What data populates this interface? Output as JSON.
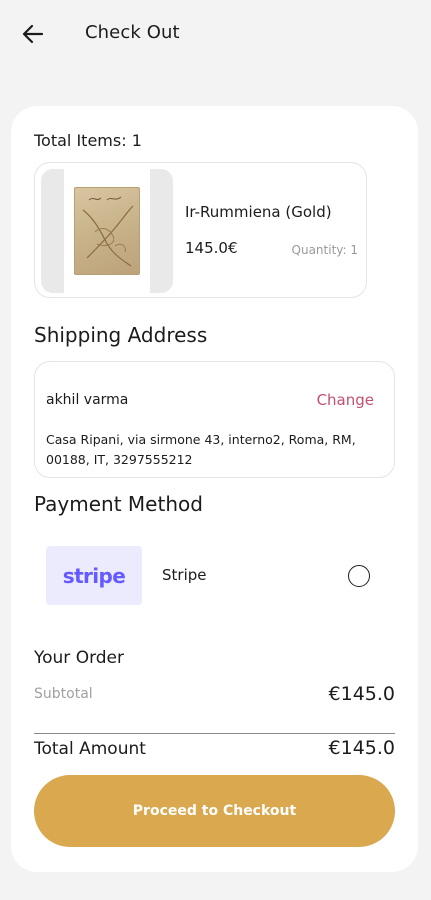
{
  "header": {
    "back_icon": "arrow-left-icon",
    "title": "Check Out"
  },
  "summary": {
    "total_items_label": "Total Items: 1"
  },
  "product": {
    "name": "Ir-Rummiena (Gold)",
    "price": "145.0€",
    "quantity": "Quantity: 1"
  },
  "shipping": {
    "title": "Shipping Address",
    "name": "akhil varma",
    "change_label": "Change",
    "address": "Casa Ripani, via sirmone 43, interno2, Roma, RM, 00188, IT, 3297555212"
  },
  "payment": {
    "title": "Payment Method",
    "logo_text": "stripe",
    "method_label": "Stripe",
    "selected": false
  },
  "order": {
    "title": "Your Order",
    "subtotal_label": "Subtotal",
    "subtotal_value": "€145.0",
    "total_label": "Total Amount",
    "total_value": "€145.0"
  },
  "cta": {
    "label": "Proceed to Checkout"
  },
  "colors": {
    "accent": "#d9a84f",
    "change_link": "#c2506f",
    "stripe_brand": "#635bff",
    "background": "#f3f3f3"
  }
}
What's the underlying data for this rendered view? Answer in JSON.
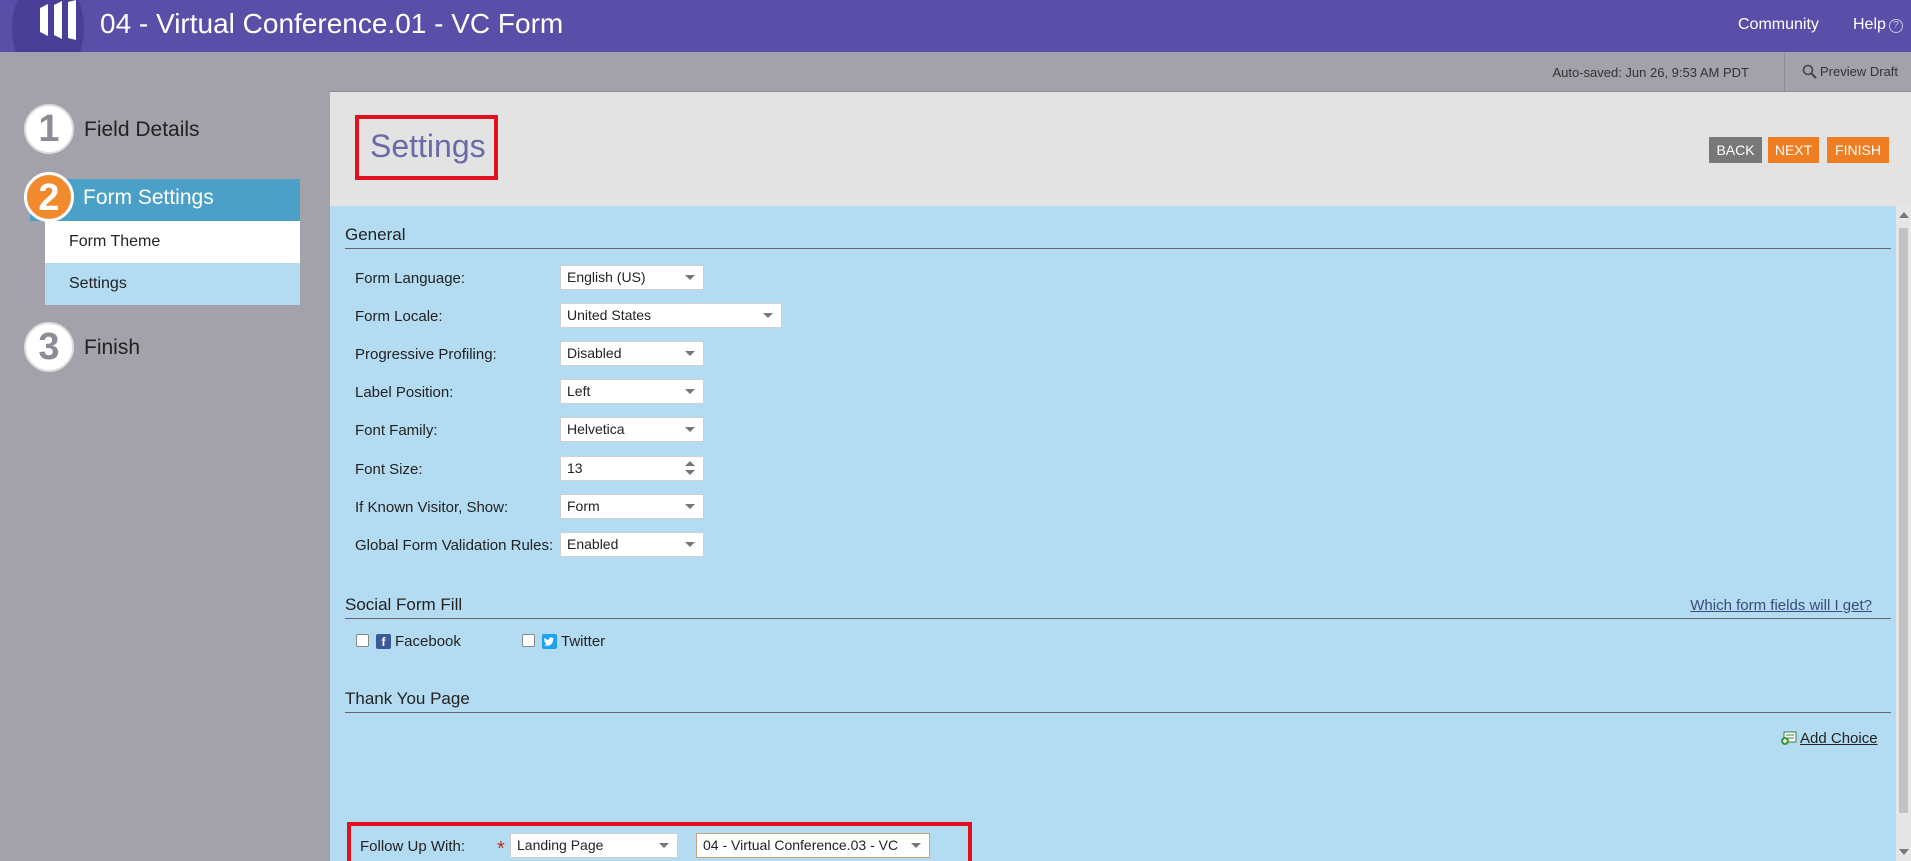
{
  "header": {
    "title": "04 - Virtual Conference.01 - VC Form",
    "community": "Community",
    "help": "Help",
    "help_icon_glyph": "?"
  },
  "sidebar": {
    "steps": [
      {
        "number": "1",
        "label": "Field Details"
      },
      {
        "number": "2",
        "label": "Form Settings"
      },
      {
        "number": "3",
        "label": "Finish"
      }
    ],
    "substeps": [
      {
        "label": "Form Theme"
      },
      {
        "label": "Settings"
      }
    ]
  },
  "toolbar": {
    "autosaved": "Auto-saved: Jun 26, 9:53 AM PDT",
    "preview": "Preview Draft"
  },
  "page": {
    "title": "Settings",
    "back": "BACK",
    "next": "NEXT",
    "finish": "FINISH"
  },
  "general": {
    "title": "General",
    "fields": [
      {
        "label": "Form Language:",
        "value": "English (US)"
      },
      {
        "label": "Form Locale:",
        "value": "United States"
      },
      {
        "label": "Progressive Profiling:",
        "value": "Disabled"
      },
      {
        "label": "Label Position:",
        "value": "Left"
      },
      {
        "label": "Font Family:",
        "value": "Helvetica"
      },
      {
        "label": "Font Size:",
        "value": "13"
      },
      {
        "label": "If Known Visitor, Show:",
        "value": "Form"
      },
      {
        "label": "Global Form Validation Rules:",
        "value": "Enabled"
      }
    ]
  },
  "social": {
    "title": "Social Form Fill",
    "link": "Which form fields will I get?",
    "facebook": "Facebook",
    "facebook_glyph": "f",
    "twitter": "Twitter",
    "facebook_checked": false,
    "twitter_checked": false
  },
  "thankyou": {
    "title": "Thank You Page",
    "add_choice": "Add Choice",
    "follow_label": "Follow Up With:",
    "required_mark": "*",
    "follow_type": "Landing Page",
    "follow_target": "04 - Virtual Conference.03 - VC"
  },
  "colors": {
    "header_bg": "#5a4fa8",
    "sidebar_bg": "#a3a1a9",
    "active_step": "#4ba0c8",
    "step_badge": "#f08a2c",
    "content_bg": "#b3dcf2",
    "primary_btn": "#ef7d22",
    "highlight": "#e0101e"
  }
}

•••••

Task requirements:
Collect every line from the records above that contains the word "What".

Task result:
What data populates this interface? Output as JSON.
What's the underlying data for this rendered view? Answer in JSON.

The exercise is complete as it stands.